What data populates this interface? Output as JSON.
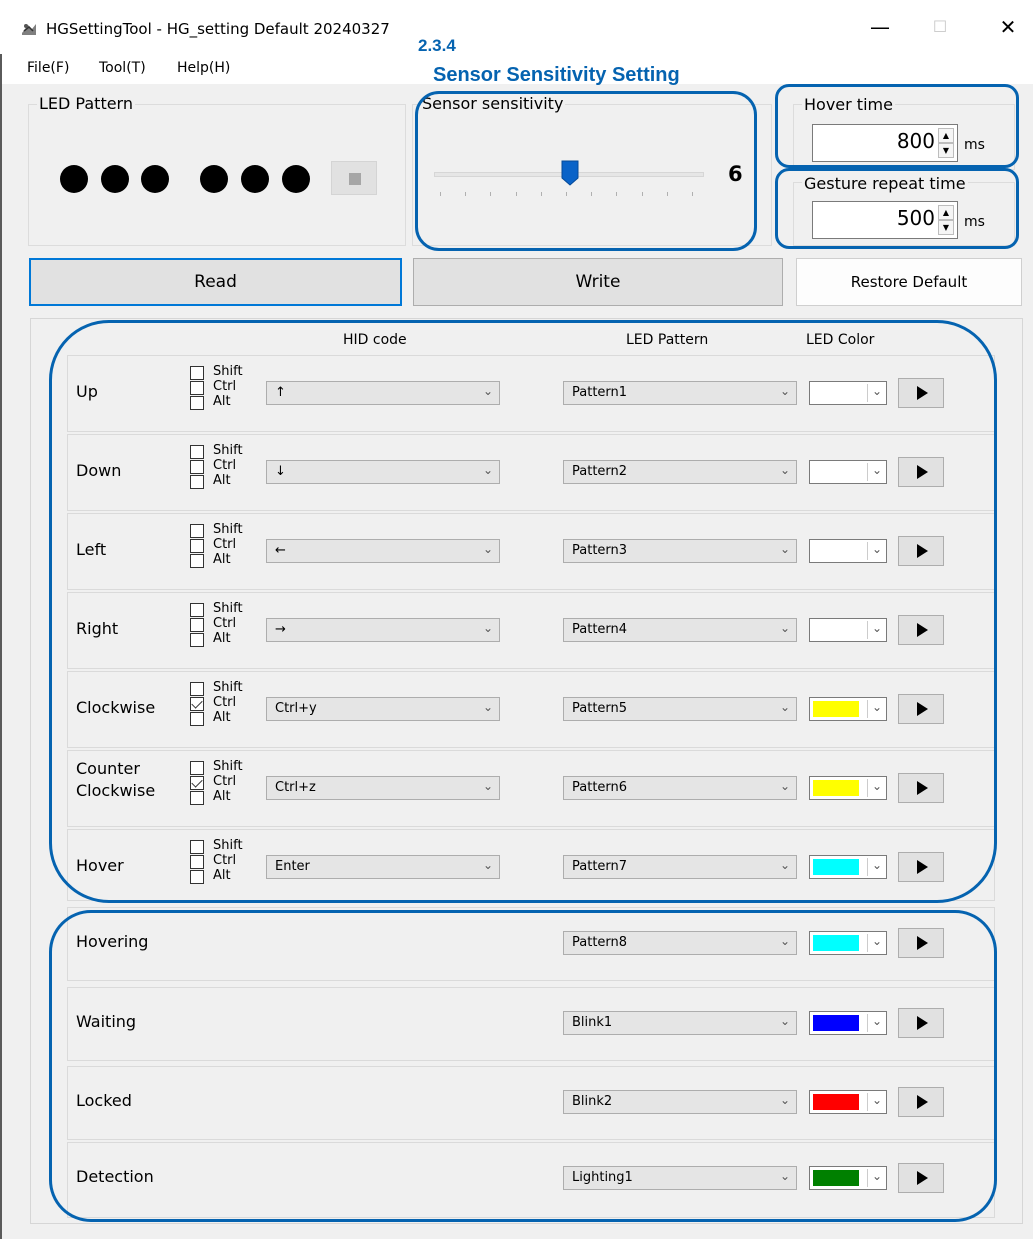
{
  "window": {
    "title": "HGSettingTool - HG_setting Default 20240327",
    "controls": {
      "minimize": "—",
      "maximize": "☐",
      "close": "✕"
    }
  },
  "menu": [
    "File(F)",
    "Tool(T)",
    "Help(H)"
  ],
  "annotation": {
    "number": "2.3.4",
    "title": "Sensor Sensitivity Setting",
    "color": "#0563b0"
  },
  "led_pattern": {
    "title": "LED Pattern"
  },
  "sensor": {
    "title": "Sensor sensitivity",
    "value": "6",
    "level": 6,
    "min": 1,
    "max": 11
  },
  "hover_time": {
    "title": "Hover time",
    "value": "800",
    "unit": "ms"
  },
  "gesture_repeat": {
    "title": "Gesture repeat time",
    "value": "500",
    "unit": "ms"
  },
  "buttons": {
    "read": "Read",
    "write": "Write",
    "restore": "Restore Default"
  },
  "columns": {
    "hid": "HID code",
    "led_pattern": "LED Pattern",
    "led_color": "LED Color"
  },
  "modifiers": [
    "Shift",
    "Ctrl",
    "Alt"
  ],
  "gestures": [
    {
      "label": "Up",
      "ctrl_checked": false,
      "hid": "↑",
      "pattern": "Pattern1",
      "color": "#ffffff"
    },
    {
      "label": "Down",
      "ctrl_checked": false,
      "hid": "↓",
      "pattern": "Pattern2",
      "color": "#ffffff"
    },
    {
      "label": "Left",
      "ctrl_checked": false,
      "hid": "←",
      "pattern": "Pattern3",
      "color": "#ffffff"
    },
    {
      "label": "Right",
      "ctrl_checked": false,
      "hid": "→",
      "pattern": "Pattern4",
      "color": "#ffffff"
    },
    {
      "label": "Clockwise",
      "ctrl_checked": true,
      "hid": "Ctrl+y",
      "pattern": "Pattern5",
      "color": "#ffff00"
    },
    {
      "label": "Counter\nClockwise",
      "ctrl_checked": true,
      "hid": "Ctrl+z",
      "pattern": "Pattern6",
      "color": "#ffff00"
    },
    {
      "label": "Hover",
      "ctrl_checked": false,
      "hid": "Enter",
      "pattern": "Pattern7",
      "color": "#00ffff"
    }
  ],
  "states": [
    {
      "label": "Hovering",
      "pattern": "Pattern8",
      "color": "#00ffff"
    },
    {
      "label": "Waiting",
      "pattern": "Blink1",
      "color": "#0000ff"
    },
    {
      "label": "Locked",
      "pattern": "Blink2",
      "color": "#ff0000"
    },
    {
      "label": "Detection",
      "pattern": "Lighting1",
      "color": "#008000"
    }
  ],
  "chevron": "⌄"
}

Goal => Repeat the lines above exactly, and keep every picture out.

Complete response =>
What data populates this interface? Output as JSON.
{
  "window": {
    "title": "HGSettingTool - HG_setting Default 20240327",
    "controls": {
      "minimize": "—",
      "maximize": "☐",
      "close": "✕"
    }
  },
  "menu": [
    "File(F)",
    "Tool(T)",
    "Help(H)"
  ],
  "annotation": {
    "number": "2.3.4",
    "title": "Sensor Sensitivity Setting",
    "color": "#0563b0"
  },
  "led_pattern": {
    "title": "LED Pattern"
  },
  "sensor": {
    "title": "Sensor sensitivity",
    "value": "6",
    "level": 6,
    "min": 1,
    "max": 11
  },
  "hover_time": {
    "title": "Hover time",
    "value": "800",
    "unit": "ms"
  },
  "gesture_repeat": {
    "title": "Gesture repeat time",
    "value": "500",
    "unit": "ms"
  },
  "buttons": {
    "read": "Read",
    "write": "Write",
    "restore": "Restore Default"
  },
  "columns": {
    "hid": "HID code",
    "led_pattern": "LED Pattern",
    "led_color": "LED Color"
  },
  "modifiers": [
    "Shift",
    "Ctrl",
    "Alt"
  ],
  "gestures": [
    {
      "label": "Up",
      "ctrl_checked": false,
      "hid": "↑",
      "pattern": "Pattern1",
      "color": "#ffffff"
    },
    {
      "label": "Down",
      "ctrl_checked": false,
      "hid": "↓",
      "pattern": "Pattern2",
      "color": "#ffffff"
    },
    {
      "label": "Left",
      "ctrl_checked": false,
      "hid": "←",
      "pattern": "Pattern3",
      "color": "#ffffff"
    },
    {
      "label": "Right",
      "ctrl_checked": false,
      "hid": "→",
      "pattern": "Pattern4",
      "color": "#ffffff"
    },
    {
      "label": "Clockwise",
      "ctrl_checked": true,
      "hid": "Ctrl+y",
      "pattern": "Pattern5",
      "color": "#ffff00"
    },
    {
      "label": "Counter\nClockwise",
      "ctrl_checked": true,
      "hid": "Ctrl+z",
      "pattern": "Pattern6",
      "color": "#ffff00"
    },
    {
      "label": "Hover",
      "ctrl_checked": false,
      "hid": "Enter",
      "pattern": "Pattern7",
      "color": "#00ffff"
    }
  ],
  "states": [
    {
      "label": "Hovering",
      "pattern": "Pattern8",
      "color": "#00ffff"
    },
    {
      "label": "Waiting",
      "pattern": "Blink1",
      "color": "#0000ff"
    },
    {
      "label": "Locked",
      "pattern": "Blink2",
      "color": "#ff0000"
    },
    {
      "label": "Detection",
      "pattern": "Lighting1",
      "color": "#008000"
    }
  ],
  "chevron": "⌄"
}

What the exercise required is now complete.